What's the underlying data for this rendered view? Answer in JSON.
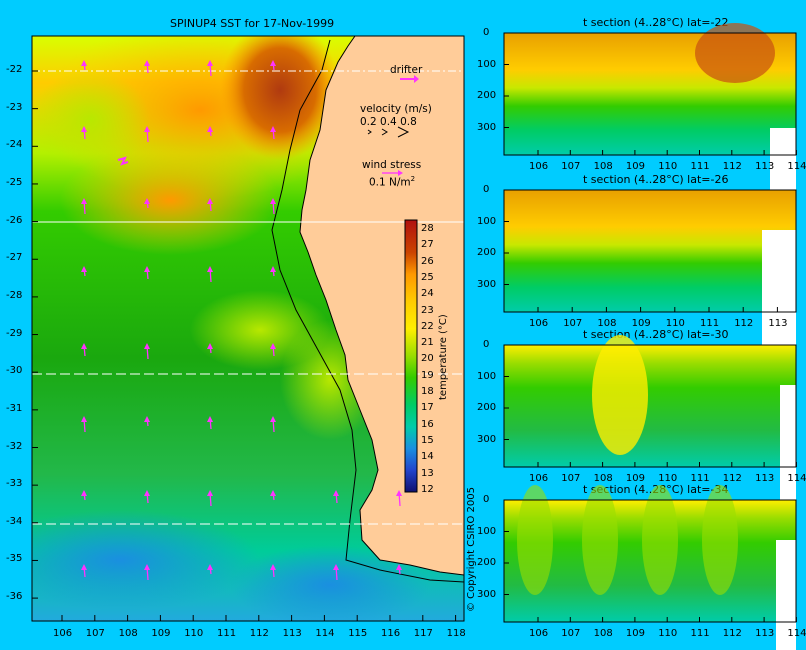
{
  "main_map": {
    "title": "SPINUP4 SST for 17-Nov-1999",
    "lat_ticks": [
      "-22",
      "-23",
      "-24",
      "-25",
      "-26",
      "-27",
      "-28",
      "-29",
      "-30",
      "-31",
      "-32",
      "-33",
      "-34",
      "-35",
      "-36"
    ],
    "lon_ticks": [
      "106",
      "107",
      "108",
      "109",
      "110",
      "111",
      "112",
      "113",
      "114",
      "115",
      "116",
      "117",
      "118"
    ],
    "drifter_label": "drifter",
    "velocity_label": "velocity (m/s)",
    "velocity_scale": "0.2 0.4 0.8",
    "wind_label": "wind stress",
    "wind_scale": "0.1 N/m",
    "wind_superscript": "2",
    "copyright": "© Copyright CSIRO 2005",
    "colorbar_label": "temperature (°C)",
    "colorbar_ticks": [
      "28",
      "27",
      "26",
      "25",
      "24",
      "23",
      "22",
      "21",
      "20",
      "19",
      "18",
      "17",
      "16",
      "15",
      "14",
      "13",
      "12"
    ],
    "colors": {
      "background": "#00ccff",
      "land": "#ffcc99",
      "arrow": "#ff33ff",
      "coast": "#000000"
    }
  },
  "sections": [
    {
      "title": "t section (4..28°C) lat=-22",
      "depth_ticks": [
        "0",
        "100",
        "200",
        "300"
      ],
      "lon_ticks": [
        "106",
        "107",
        "108",
        "109",
        "110",
        "111",
        "112",
        "113",
        "114"
      ]
    },
    {
      "title": "t section (4..28°C) lat=-26",
      "depth_ticks": [
        "0",
        "100",
        "200",
        "300"
      ],
      "lon_ticks": [
        "106",
        "107",
        "108",
        "109",
        "110",
        "111",
        "112",
        "113"
      ]
    },
    {
      "title": "t section (4..28°C) lat=-30",
      "depth_ticks": [
        "0",
        "100",
        "200",
        "300"
      ],
      "lon_ticks": [
        "106",
        "107",
        "108",
        "109",
        "110",
        "111",
        "112",
        "113",
        "114"
      ]
    },
    {
      "title": "t section (4..28°C) lat=-34",
      "depth_ticks": [
        "0",
        "100",
        "200",
        "300"
      ],
      "lon_ticks": [
        "106",
        "107",
        "108",
        "109",
        "110",
        "111",
        "112",
        "113",
        "114"
      ]
    }
  ]
}
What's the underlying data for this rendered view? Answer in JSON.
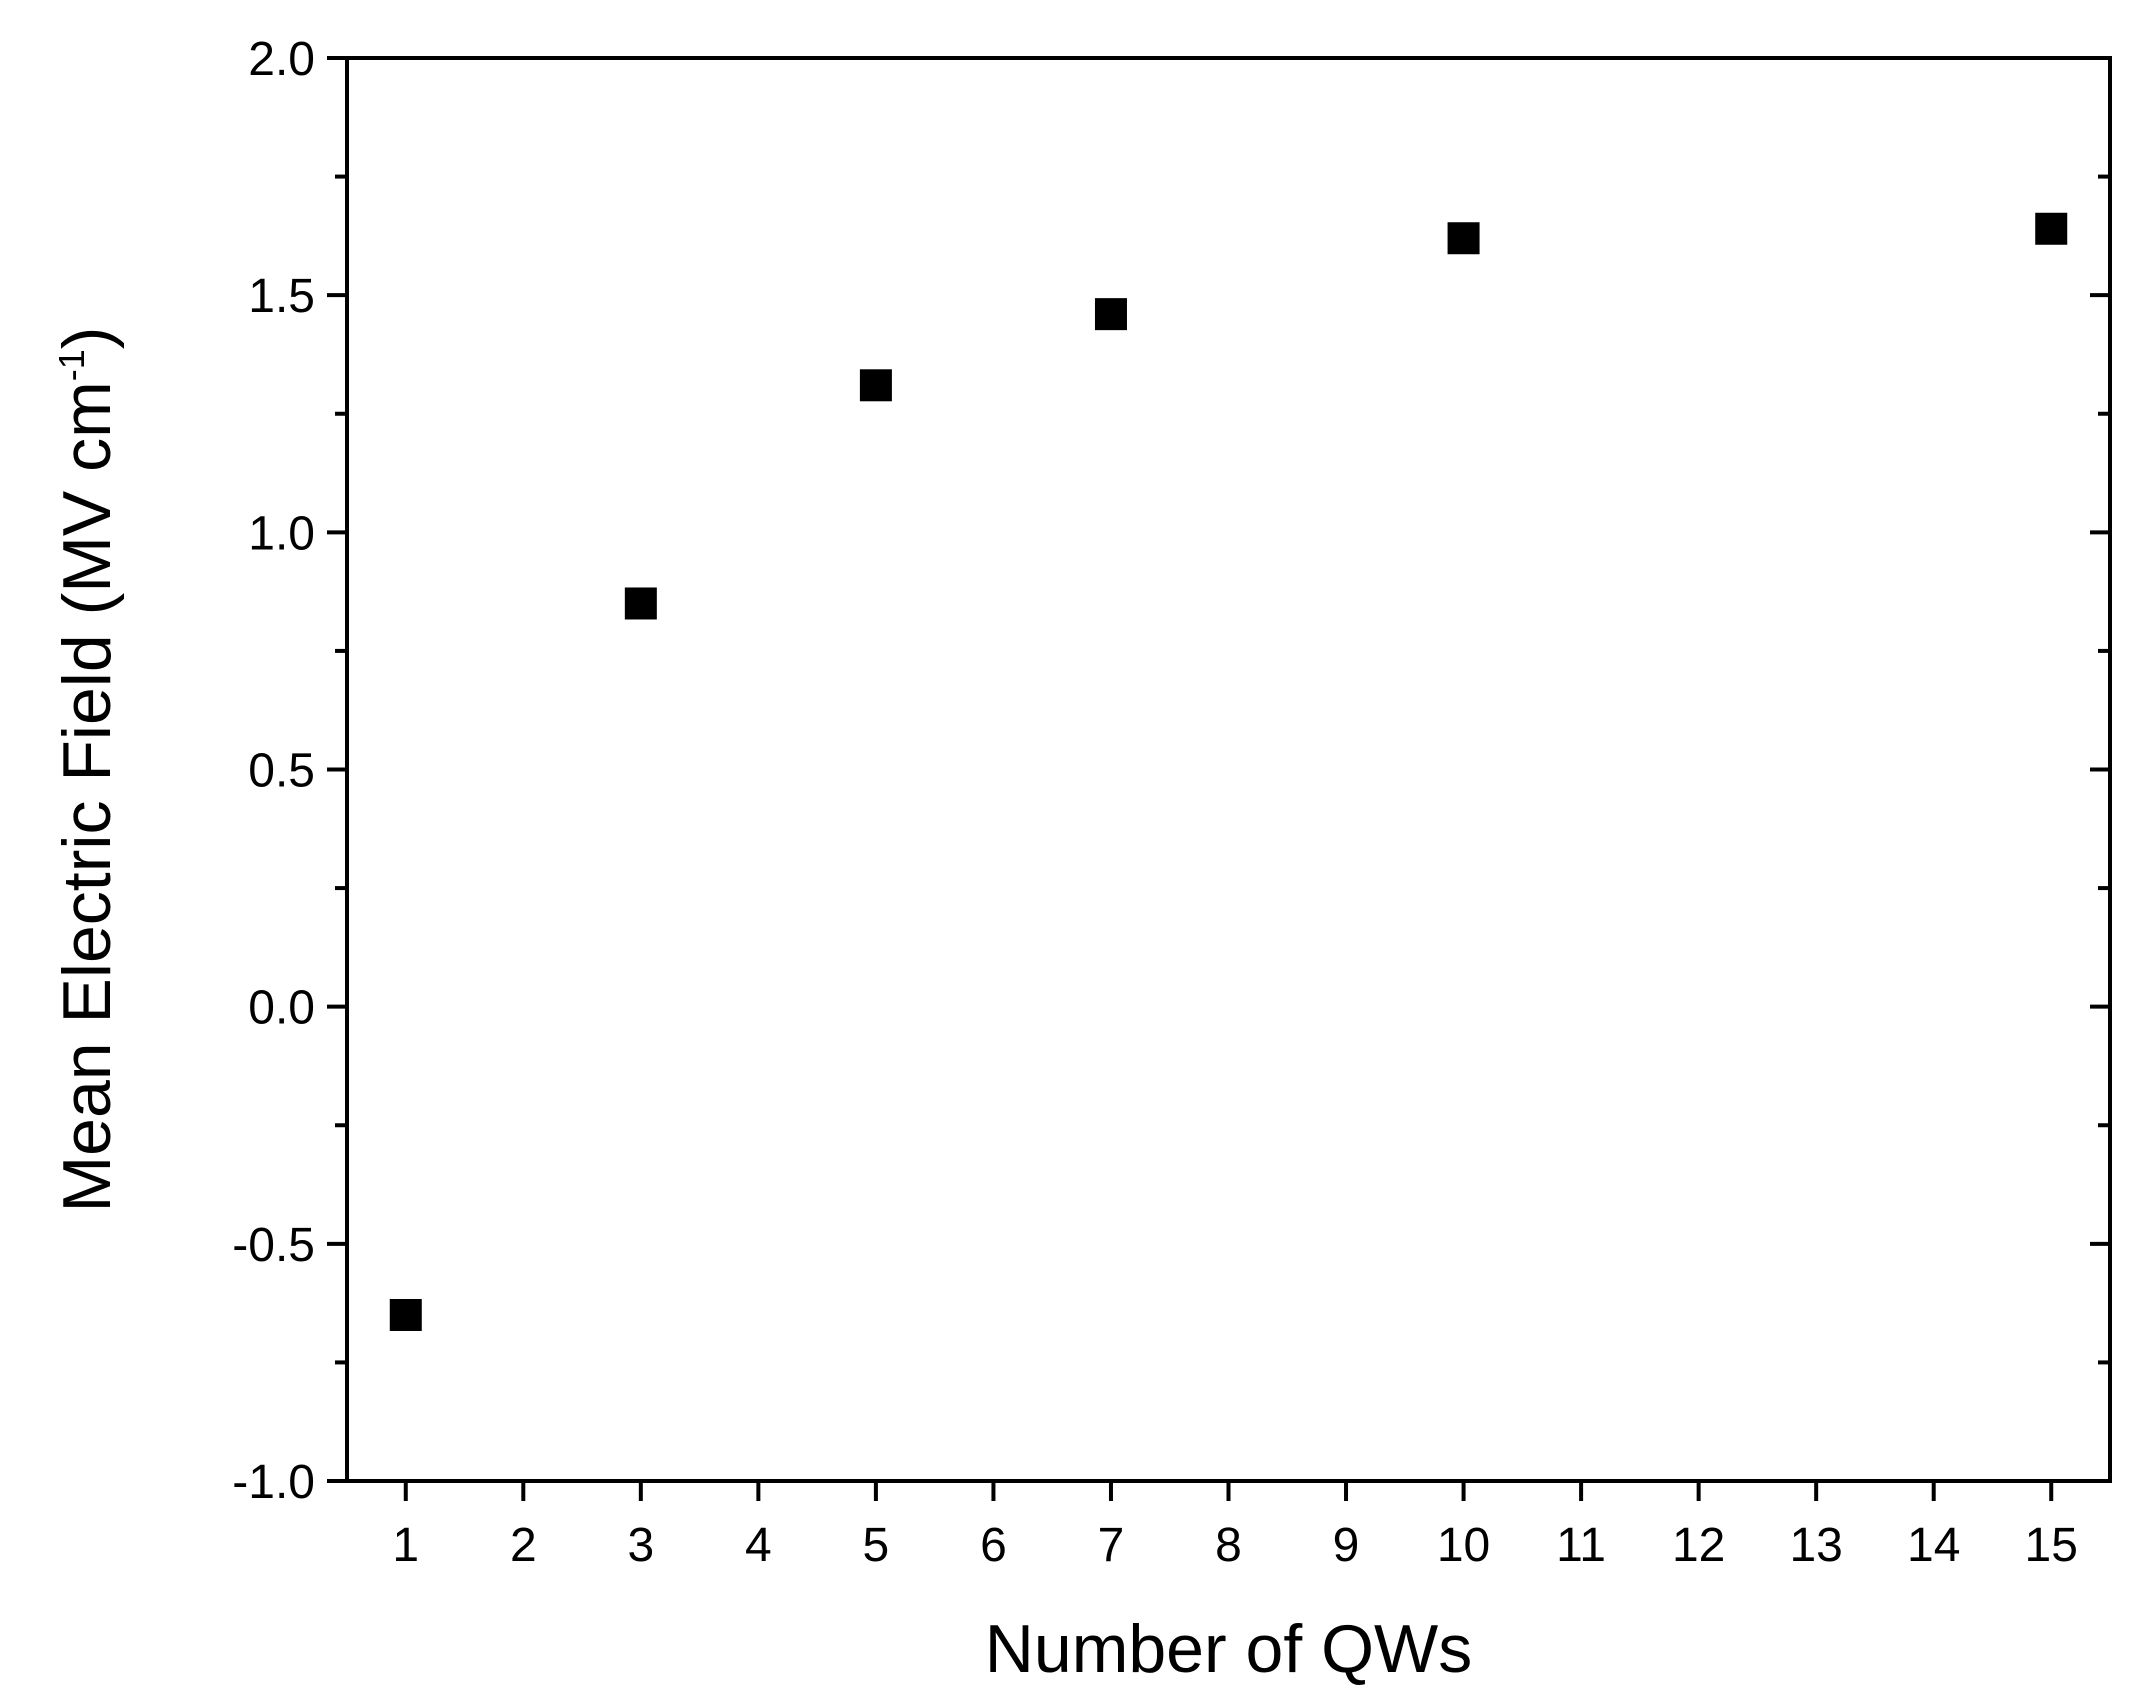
{
  "chart_data": {
    "type": "scatter",
    "title": "",
    "xlabel": "Number of QWs",
    "ylabel": {
      "main": "Mean Electric Field (MV cm",
      "superscript": "-1",
      "close": ")"
    },
    "xlim": [
      0.5,
      15.5
    ],
    "ylim": [
      -1.0,
      2.0
    ],
    "x_ticks": [
      "1",
      "2",
      "3",
      "4",
      "5",
      "6",
      "7",
      "8",
      "9",
      "10",
      "11",
      "12",
      "13",
      "14",
      "15"
    ],
    "y_ticks": [
      "-1.0",
      "-0.5",
      "0.0",
      "0.5",
      "1.0",
      "1.5",
      "2.0"
    ],
    "y_tick_values": [
      -1.0,
      -0.5,
      0.0,
      0.5,
      1.0,
      1.5,
      2.0
    ],
    "y_minor_step": 0.25,
    "grid": false,
    "marker": "filled-square",
    "marker_color": "#000000",
    "series": [
      {
        "x": [
          1,
          3,
          5,
          7,
          10,
          15
        ],
        "y": [
          -0.65,
          0.85,
          1.31,
          1.46,
          1.62,
          1.64
        ]
      }
    ]
  }
}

--*--

• **TASK PROMPT**: How many lines in the records above contain the word "title"? Reply with the number and nothing more.

• **FULL RESPONSE**: 6